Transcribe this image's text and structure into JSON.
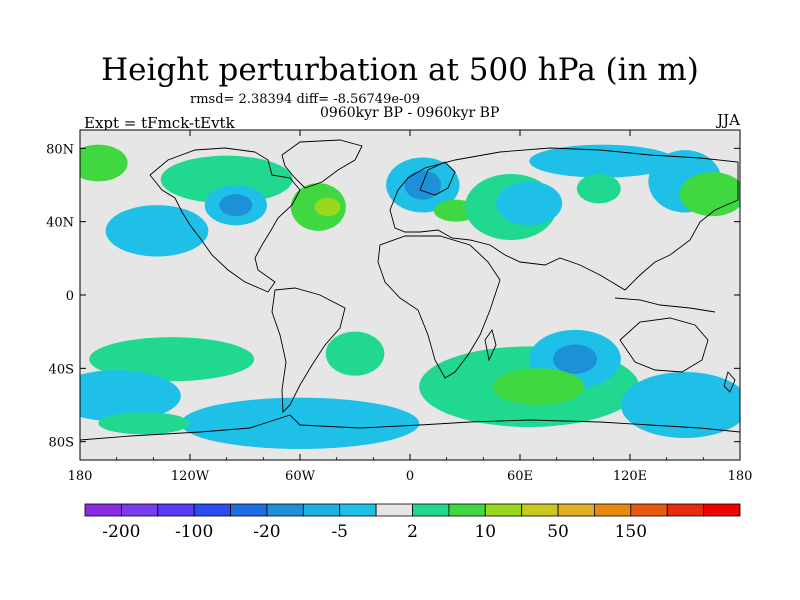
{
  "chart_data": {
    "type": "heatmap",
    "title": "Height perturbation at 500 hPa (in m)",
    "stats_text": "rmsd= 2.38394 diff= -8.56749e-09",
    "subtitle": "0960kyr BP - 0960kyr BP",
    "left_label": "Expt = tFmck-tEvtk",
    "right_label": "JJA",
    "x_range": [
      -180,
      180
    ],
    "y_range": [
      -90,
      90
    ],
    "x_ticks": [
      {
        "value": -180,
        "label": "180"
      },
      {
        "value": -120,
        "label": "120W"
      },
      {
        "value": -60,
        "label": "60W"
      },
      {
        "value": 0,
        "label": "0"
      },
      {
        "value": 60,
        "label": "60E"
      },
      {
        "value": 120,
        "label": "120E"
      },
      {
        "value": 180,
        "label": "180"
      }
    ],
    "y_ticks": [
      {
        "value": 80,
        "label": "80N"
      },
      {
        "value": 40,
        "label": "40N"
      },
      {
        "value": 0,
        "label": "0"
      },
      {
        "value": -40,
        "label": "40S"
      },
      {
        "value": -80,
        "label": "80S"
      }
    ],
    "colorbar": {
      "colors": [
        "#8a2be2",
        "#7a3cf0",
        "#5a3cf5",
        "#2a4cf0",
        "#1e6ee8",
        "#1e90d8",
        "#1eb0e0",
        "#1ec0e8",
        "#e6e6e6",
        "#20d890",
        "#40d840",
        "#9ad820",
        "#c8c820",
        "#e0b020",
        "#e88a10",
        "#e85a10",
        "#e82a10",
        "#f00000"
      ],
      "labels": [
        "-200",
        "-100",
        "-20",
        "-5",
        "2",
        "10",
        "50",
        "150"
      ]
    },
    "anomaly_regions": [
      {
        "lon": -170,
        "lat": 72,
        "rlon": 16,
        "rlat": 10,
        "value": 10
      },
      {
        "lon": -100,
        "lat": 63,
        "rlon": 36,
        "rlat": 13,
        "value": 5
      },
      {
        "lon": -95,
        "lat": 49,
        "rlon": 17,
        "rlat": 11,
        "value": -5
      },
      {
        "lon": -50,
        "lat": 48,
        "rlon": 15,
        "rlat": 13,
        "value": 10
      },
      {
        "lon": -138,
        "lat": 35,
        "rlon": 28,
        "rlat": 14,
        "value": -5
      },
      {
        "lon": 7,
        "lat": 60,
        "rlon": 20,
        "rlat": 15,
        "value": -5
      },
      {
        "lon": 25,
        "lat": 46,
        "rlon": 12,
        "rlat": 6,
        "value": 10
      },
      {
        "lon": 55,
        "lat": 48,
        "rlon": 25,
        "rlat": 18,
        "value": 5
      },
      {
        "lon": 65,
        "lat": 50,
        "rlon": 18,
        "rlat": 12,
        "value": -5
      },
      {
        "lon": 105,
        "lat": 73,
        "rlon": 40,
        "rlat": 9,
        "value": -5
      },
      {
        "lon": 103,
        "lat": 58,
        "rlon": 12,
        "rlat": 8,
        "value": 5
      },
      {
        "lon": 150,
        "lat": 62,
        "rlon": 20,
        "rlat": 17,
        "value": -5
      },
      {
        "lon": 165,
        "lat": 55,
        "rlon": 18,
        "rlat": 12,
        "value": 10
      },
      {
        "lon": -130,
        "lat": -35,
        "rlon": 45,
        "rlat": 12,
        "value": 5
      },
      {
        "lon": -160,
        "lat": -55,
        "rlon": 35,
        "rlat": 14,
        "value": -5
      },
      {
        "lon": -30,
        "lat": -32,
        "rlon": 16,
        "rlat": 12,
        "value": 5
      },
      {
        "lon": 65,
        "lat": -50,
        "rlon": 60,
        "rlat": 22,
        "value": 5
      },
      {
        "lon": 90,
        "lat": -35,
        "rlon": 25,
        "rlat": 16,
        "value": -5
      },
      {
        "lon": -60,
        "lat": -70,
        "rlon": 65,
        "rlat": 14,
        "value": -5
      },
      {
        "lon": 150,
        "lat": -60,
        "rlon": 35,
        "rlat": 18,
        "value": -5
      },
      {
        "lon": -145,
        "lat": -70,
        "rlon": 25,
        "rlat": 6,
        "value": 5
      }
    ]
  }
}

▶ **EXERCISE DETAILS**: Make an exact copy of the listing above. Do not include the pictures.

▶ **THE OUTPUT**:
Transcribe this image's text and structure into JSON.
{
  "chart_data": {
    "type": "heatmap",
    "title": "Height perturbation at 500 hPa (in m)",
    "stats_text": "rmsd= 2.38394 diff= -8.56749e-09",
    "subtitle": "0960kyr BP - 0960kyr BP",
    "left_label": "Expt = tFmck-tEvtk",
    "right_label": "JJA",
    "x_range": [
      -180,
      180
    ],
    "y_range": [
      -90,
      90
    ],
    "x_ticks": [
      {
        "value": -180,
        "label": "180"
      },
      {
        "value": -120,
        "label": "120W"
      },
      {
        "value": -60,
        "label": "60W"
      },
      {
        "value": 0,
        "label": "0"
      },
      {
        "value": 60,
        "label": "60E"
      },
      {
        "value": 120,
        "label": "120E"
      },
      {
        "value": 180,
        "label": "180"
      }
    ],
    "y_ticks": [
      {
        "value": 80,
        "label": "80N"
      },
      {
        "value": 40,
        "label": "40N"
      },
      {
        "value": 0,
        "label": "0"
      },
      {
        "value": -40,
        "label": "40S"
      },
      {
        "value": -80,
        "label": "80S"
      }
    ],
    "colorbar": {
      "colors": [
        "#8a2be2",
        "#7a3cf0",
        "#5a3cf5",
        "#2a4cf0",
        "#1e6ee8",
        "#1e90d8",
        "#1eb0e0",
        "#1ec0e8",
        "#e6e6e6",
        "#20d890",
        "#40d840",
        "#9ad820",
        "#c8c820",
        "#e0b020",
        "#e88a10",
        "#e85a10",
        "#e82a10",
        "#f00000"
      ],
      "labels": [
        "-200",
        "-100",
        "-20",
        "-5",
        "2",
        "10",
        "50",
        "150"
      ]
    },
    "anomaly_regions": [
      {
        "lon": -170,
        "lat": 72,
        "rlon": 16,
        "rlat": 10,
        "value": 10
      },
      {
        "lon": -100,
        "lat": 63,
        "rlon": 36,
        "rlat": 13,
        "value": 5
      },
      {
        "lon": -95,
        "lat": 49,
        "rlon": 17,
        "rlat": 11,
        "value": -5
      },
      {
        "lon": -50,
        "lat": 48,
        "rlon": 15,
        "rlat": 13,
        "value": 10
      },
      {
        "lon": -138,
        "lat": 35,
        "rlon": 28,
        "rlat": 14,
        "value": -5
      },
      {
        "lon": 7,
        "lat": 60,
        "rlon": 20,
        "rlat": 15,
        "value": -5
      },
      {
        "lon": 25,
        "lat": 46,
        "rlon": 12,
        "rlat": 6,
        "value": 10
      },
      {
        "lon": 55,
        "lat": 48,
        "rlon": 25,
        "rlat": 18,
        "value": 5
      },
      {
        "lon": 65,
        "lat": 50,
        "rlon": 18,
        "rlat": 12,
        "value": -5
      },
      {
        "lon": 105,
        "lat": 73,
        "rlon": 40,
        "rlat": 9,
        "value": -5
      },
      {
        "lon": 103,
        "lat": 58,
        "rlon": 12,
        "rlat": 8,
        "value": 5
      },
      {
        "lon": 150,
        "lat": 62,
        "rlon": 20,
        "rlat": 17,
        "value": -5
      },
      {
        "lon": 165,
        "lat": 55,
        "rlon": 18,
        "rlat": 12,
        "value": 10
      },
      {
        "lon": -130,
        "lat": -35,
        "rlon": 45,
        "rlat": 12,
        "value": 5
      },
      {
        "lon": -160,
        "lat": -55,
        "rlon": 35,
        "rlat": 14,
        "value": -5
      },
      {
        "lon": -30,
        "lat": -32,
        "rlon": 16,
        "rlat": 12,
        "value": 5
      },
      {
        "lon": 65,
        "lat": -50,
        "rlon": 60,
        "rlat": 22,
        "value": 5
      },
      {
        "lon": 90,
        "lat": -35,
        "rlon": 25,
        "rlat": 16,
        "value": -5
      },
      {
        "lon": -60,
        "lat": -70,
        "rlon": 65,
        "rlat": 14,
        "value": -5
      },
      {
        "lon": 150,
        "lat": -60,
        "rlon": 35,
        "rlat": 18,
        "value": -5
      },
      {
        "lon": -145,
        "lat": -70,
        "rlon": 25,
        "rlat": 6,
        "value": 5
      }
    ]
  }
}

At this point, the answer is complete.